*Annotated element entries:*
-*-*-
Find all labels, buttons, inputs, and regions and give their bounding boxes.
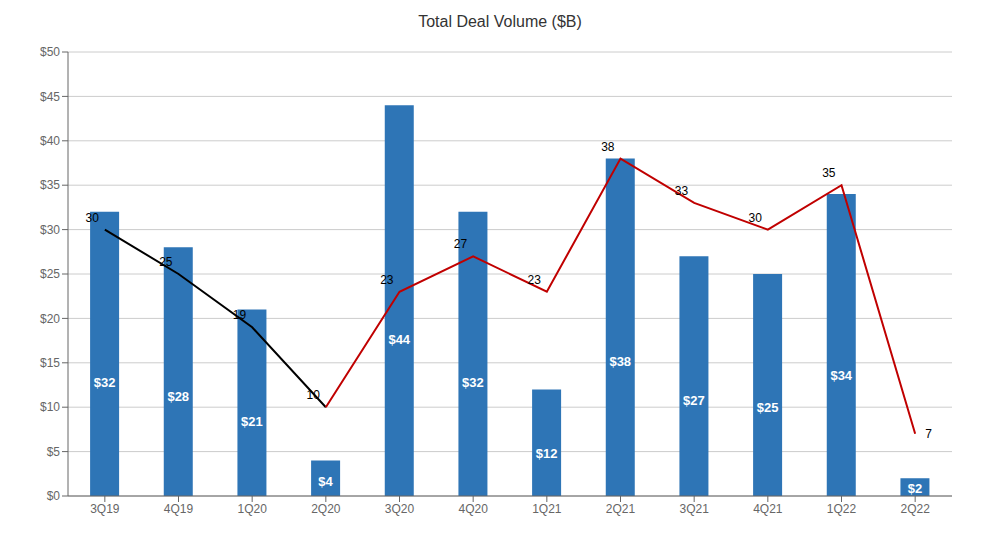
svg-text:1Q21: 1Q21	[532, 502, 562, 516]
svg-text:2Q22: 2Q22	[900, 502, 930, 516]
svg-text:$21: $21	[241, 414, 263, 429]
svg-text:38: 38	[601, 140, 615, 154]
svg-text:1Q20: 1Q20	[237, 502, 267, 516]
svg-text:$38: $38	[609, 354, 631, 369]
svg-text:$35: $35	[40, 178, 60, 192]
svg-text:$25: $25	[40, 267, 60, 281]
svg-text:$32: $32	[462, 375, 484, 390]
svg-text:4Q19: 4Q19	[164, 502, 194, 516]
svg-text:$2: $2	[908, 481, 922, 496]
svg-text:$32: $32	[94, 375, 116, 390]
svg-text:$20: $20	[40, 312, 60, 326]
svg-text:$27: $27	[683, 393, 705, 408]
svg-text:$12: $12	[536, 446, 558, 461]
svg-text:4Q21: 4Q21	[753, 502, 783, 516]
svg-text:$5: $5	[47, 445, 61, 459]
svg-text:2Q21: 2Q21	[606, 502, 636, 516]
svg-text:30: 30	[748, 211, 762, 225]
svg-text:$0: $0	[47, 489, 61, 503]
svg-text:10: 10	[306, 388, 320, 402]
svg-text:3Q19: 3Q19	[90, 502, 120, 516]
svg-text:$50: $50	[40, 45, 60, 59]
svg-text:1Q22: 1Q22	[827, 502, 857, 516]
svg-text:33: 33	[675, 184, 689, 198]
svg-text:25: 25	[159, 255, 173, 269]
svg-text:3Q20: 3Q20	[385, 502, 415, 516]
svg-text:$45: $45	[40, 90, 60, 104]
svg-text:35: 35	[822, 166, 836, 180]
svg-text:$4: $4	[318, 474, 333, 489]
svg-text:$15: $15	[40, 356, 60, 370]
svg-text:7: 7	[925, 427, 932, 441]
svg-text:$28: $28	[167, 389, 189, 404]
svg-text:30: 30	[85, 211, 99, 225]
svg-text:23: 23	[527, 273, 541, 287]
svg-text:$30: $30	[40, 223, 60, 237]
svg-text:$10: $10	[40, 400, 60, 414]
svg-text:27: 27	[454, 237, 468, 251]
svg-text:$25: $25	[757, 400, 779, 415]
svg-text:3Q21: 3Q21	[679, 502, 709, 516]
svg-text:19: 19	[233, 308, 247, 322]
svg-text:$40: $40	[40, 134, 60, 148]
svg-text:2Q20: 2Q20	[311, 502, 341, 516]
svg-text:4Q20: 4Q20	[458, 502, 488, 516]
svg-text:$34: $34	[830, 368, 852, 383]
html-text:Total Deal Volume ($B): Total Deal Volume ($B)	[418, 13, 582, 30]
svg-text:23: 23	[380, 273, 394, 287]
svg-text:$44: $44	[388, 332, 410, 347]
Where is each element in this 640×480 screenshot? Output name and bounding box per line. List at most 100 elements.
-*-*-
Rewrite all of the material above as a numbered list with one line per item, skipping blank lines. Leave the pictures out.

1. Find all labels, buttons, inputs, and regions and give their bounding boxes.
2. svg-text:1Q21: 1Q21	[532, 502, 562, 516]
3. svg-text:2Q22: 2Q22	[900, 502, 930, 516]
4. svg-text:$21: $21	[241, 414, 263, 429]
5. svg-text:38: 38	[601, 140, 615, 154]
6. svg-text:1Q20: 1Q20	[237, 502, 267, 516]
7. svg-text:$38: $38	[609, 354, 631, 369]
8. svg-text:$35: $35	[40, 178, 60, 192]
9. svg-text:$25: $25	[40, 267, 60, 281]
10. svg-text:$32: $32	[462, 375, 484, 390]
11. svg-text:4Q19: 4Q19	[164, 502, 194, 516]
12. svg-text:$2: $2	[908, 481, 922, 496]
13. svg-text:$32: $32	[94, 375, 116, 390]
14. svg-text:$20: $20	[40, 312, 60, 326]
15. svg-text:$27: $27	[683, 393, 705, 408]
16. svg-text:$12: $12	[536, 446, 558, 461]
17. svg-text:4Q21: 4Q21	[753, 502, 783, 516]
18. svg-text:$5: $5	[47, 445, 61, 459]
19. svg-text:2Q21: 2Q21	[606, 502, 636, 516]
20. svg-text:30: 30	[748, 211, 762, 225]
21. svg-text:$0: $0	[47, 489, 61, 503]
22. svg-text:10: 10	[306, 388, 320, 402]
23. svg-text:3Q19: 3Q19	[90, 502, 120, 516]
24. svg-text:$50: $50	[40, 45, 60, 59]
25. svg-text:1Q22: 1Q22	[827, 502, 857, 516]
26. svg-text:33: 33	[675, 184, 689, 198]
27. svg-text:25: 25	[159, 255, 173, 269]
28. svg-text:3Q20: 3Q20	[385, 502, 415, 516]
29. svg-text:$45: $45	[40, 90, 60, 104]
30. svg-text:35: 35	[822, 166, 836, 180]
31. svg-text:$4: $4	[318, 474, 333, 489]
32. svg-text:$15: $15	[40, 356, 60, 370]
33. svg-text:7: 7	[925, 427, 932, 441]
34. svg-text:$28: $28	[167, 389, 189, 404]
35. svg-text:30: 30	[85, 211, 99, 225]
36. svg-text:23: 23	[527, 273, 541, 287]
37. svg-text:$30: $30	[40, 223, 60, 237]
38. svg-text:$10: $10	[40, 400, 60, 414]
39. svg-text:27: 27	[454, 237, 468, 251]
40. svg-text:$25: $25	[757, 400, 779, 415]
41. svg-text:3Q21: 3Q21	[679, 502, 709, 516]
42. svg-text:19: 19	[233, 308, 247, 322]
43. svg-text:$40: $40	[40, 134, 60, 148]
44. svg-text:2Q20: 2Q20	[311, 502, 341, 516]
45. svg-text:4Q20: 4Q20	[458, 502, 488, 516]
46. svg-text:$34: $34	[830, 368, 852, 383]
47. html-text:Total Deal Volume ($B): Total Deal Volume ($B)	[418, 13, 582, 30]
48. svg-text:23: 23	[380, 273, 394, 287]
49. svg-text:$44: $44	[388, 332, 410, 347]
50. Where is each element in this 640×480 screenshot? Output name and bounding box per line. List at most 100 elements.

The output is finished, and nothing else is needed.